▸ What the task asks:
Copy out all of the material exactly as presented.

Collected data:
------------------------------------------------

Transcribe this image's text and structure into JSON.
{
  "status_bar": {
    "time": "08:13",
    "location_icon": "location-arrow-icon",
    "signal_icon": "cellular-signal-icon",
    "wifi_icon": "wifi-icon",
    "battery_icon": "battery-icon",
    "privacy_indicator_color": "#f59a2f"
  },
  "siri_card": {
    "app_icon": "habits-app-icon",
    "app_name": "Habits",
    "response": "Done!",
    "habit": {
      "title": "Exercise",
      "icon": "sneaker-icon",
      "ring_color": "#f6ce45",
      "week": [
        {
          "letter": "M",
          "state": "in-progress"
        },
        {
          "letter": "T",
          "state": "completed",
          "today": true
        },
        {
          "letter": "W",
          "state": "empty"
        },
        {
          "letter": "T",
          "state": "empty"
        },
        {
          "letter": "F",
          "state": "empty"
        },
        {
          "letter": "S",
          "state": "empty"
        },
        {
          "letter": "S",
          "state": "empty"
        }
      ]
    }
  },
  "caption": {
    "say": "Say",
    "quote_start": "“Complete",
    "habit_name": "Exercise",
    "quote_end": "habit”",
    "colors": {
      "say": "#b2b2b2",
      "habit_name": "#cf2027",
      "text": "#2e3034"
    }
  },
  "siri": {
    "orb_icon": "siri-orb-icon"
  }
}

------------------------------------------------

▸ Completed exercise:
Transcribe this image's text and structure into JSON.
{
  "status_bar": {
    "time": "08:13",
    "location_icon": "location-arrow-icon",
    "signal_icon": "cellular-signal-icon",
    "wifi_icon": "wifi-icon",
    "battery_icon": "battery-icon",
    "privacy_indicator_color": "#f59a2f"
  },
  "siri_card": {
    "app_icon": "habits-app-icon",
    "app_name": "Habits",
    "response": "Done!",
    "habit": {
      "title": "Exercise",
      "icon": "sneaker-icon",
      "ring_color": "#f6ce45",
      "week": [
        {
          "letter": "M",
          "state": "in-progress"
        },
        {
          "letter": "T",
          "state": "completed",
          "today": true
        },
        {
          "letter": "W",
          "state": "empty"
        },
        {
          "letter": "T",
          "state": "empty"
        },
        {
          "letter": "F",
          "state": "empty"
        },
        {
          "letter": "S",
          "state": "empty"
        },
        {
          "letter": "S",
          "state": "empty"
        }
      ]
    }
  },
  "caption": {
    "say": "Say",
    "quote_start": "“Complete",
    "habit_name": "Exercise",
    "quote_end": "habit”",
    "colors": {
      "say": "#b2b2b2",
      "habit_name": "#cf2027",
      "text": "#2e3034"
    }
  },
  "siri": {
    "orb_icon": "siri-orb-icon"
  }
}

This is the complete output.